La série de « Peintures de contrefaçon » se constitue comme un ensemble de sérigraphies qui superposent un logo de marque commerciale à des œuvres peintes par l'artiste. Ces dernières interrogent les statuts de l'original et de la copie à l'ère de la reproduction numérique et industrielle. Elle questionne également le statut de l'œuvre d'art au sein du système des productions marchandes et culturelles, dans un contexte de mondialisation économique. Les années 80 connaissent un fort développement des techniques de reproduction. La mondialisation favorise la contrefaçon qui s'étend à tous les domaines de la production industrielle. La reproductibilité touche l'objet issu de l'industrie, destiné à la consommation de masse. Les contrefaçons d'objets des grandes marques ou des marques de luxe abondent et inondent le marché.

::::::

* **Consignes de l'exercice**:
(1) Selon le texte sur la série « Peintures de contrefaçon », quel élément les sérigraphies superposent-elles aux œuvres peintes par l'artiste ?
(2) Poursuivez le texte sur la série « Peintures de contrefaçon » à la suite de sa dernière phrase.

* **Extrait des données**:
::::::

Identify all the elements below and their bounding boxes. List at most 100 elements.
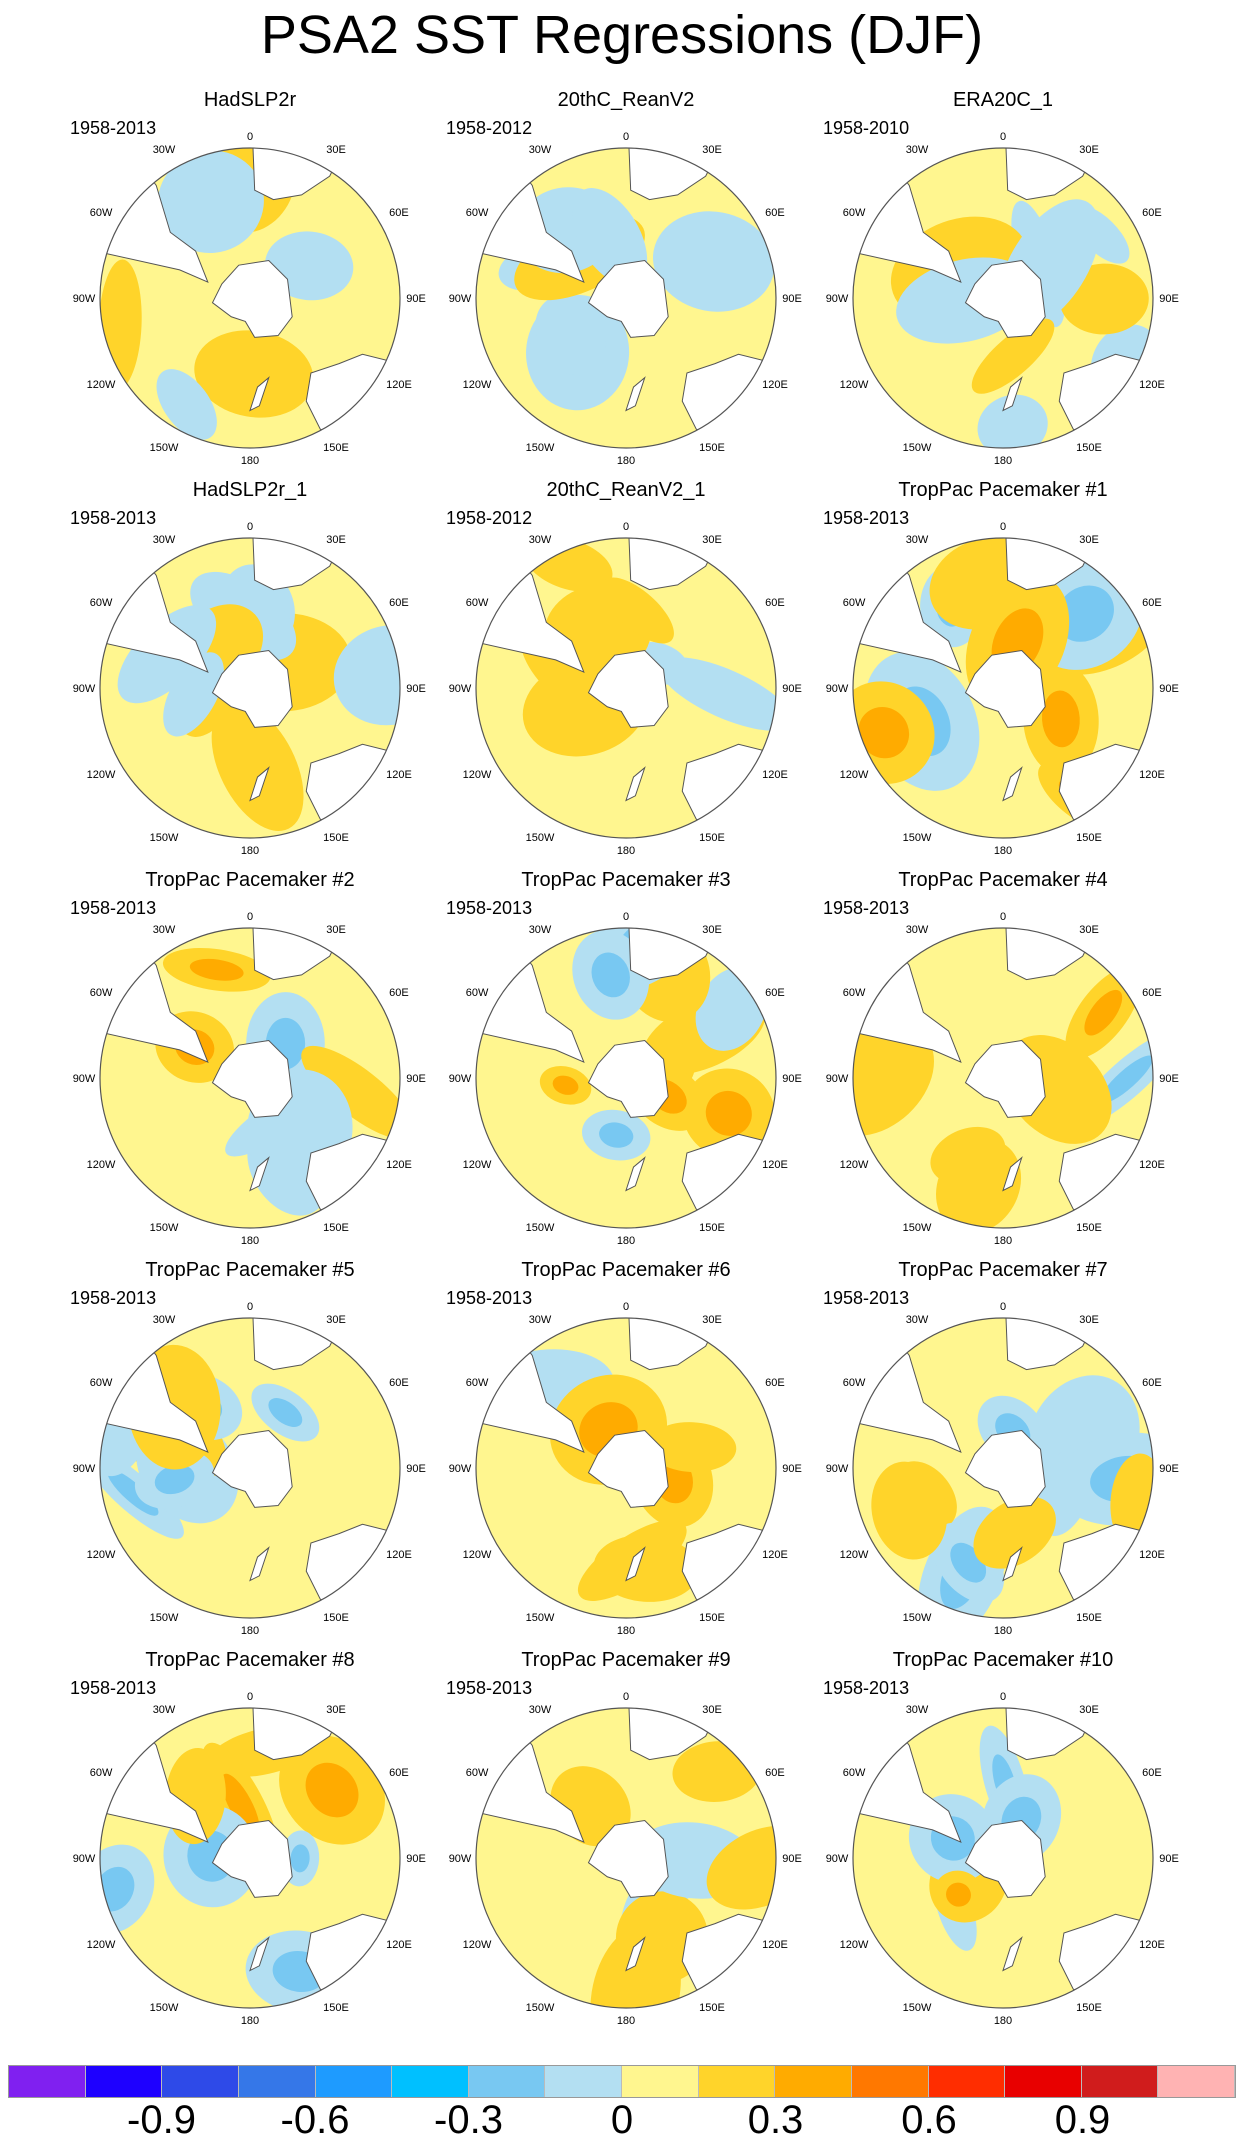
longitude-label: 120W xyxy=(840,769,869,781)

::::::

* **Réponses par consigne**:
(1) Un logo de marque commerciale.

(2)
« L’aura » de l'œuvre d'art, notion développée par Walter Benjamin, désigne son pouvoir de fascination qui dépend en partie de son originalité, de son unicité et du mystère entourant les conditions de sa production. Le développement des techniques de reproduction remettent précisément en question l'unicité et l'originalité de l'œuvre d'art, brouille la distinction entre l'original et la copie. Ce qui entraîne fatalement une perte d'aura pour l'œuvre d'art. L'aura de l'œuvre d'art est également très exploitée par les marques et par la publicité. La Laitière de Vermeer vend des yaourts, Picasso appose sa signature sur la carrosserie d'une voiture familiale, Les Tournesols de Van Gogh (qui n'a jamais rien vendu de son vivant) sont devenus le lieu commun de l'originalité et de la créativité dans les discours publicitaires.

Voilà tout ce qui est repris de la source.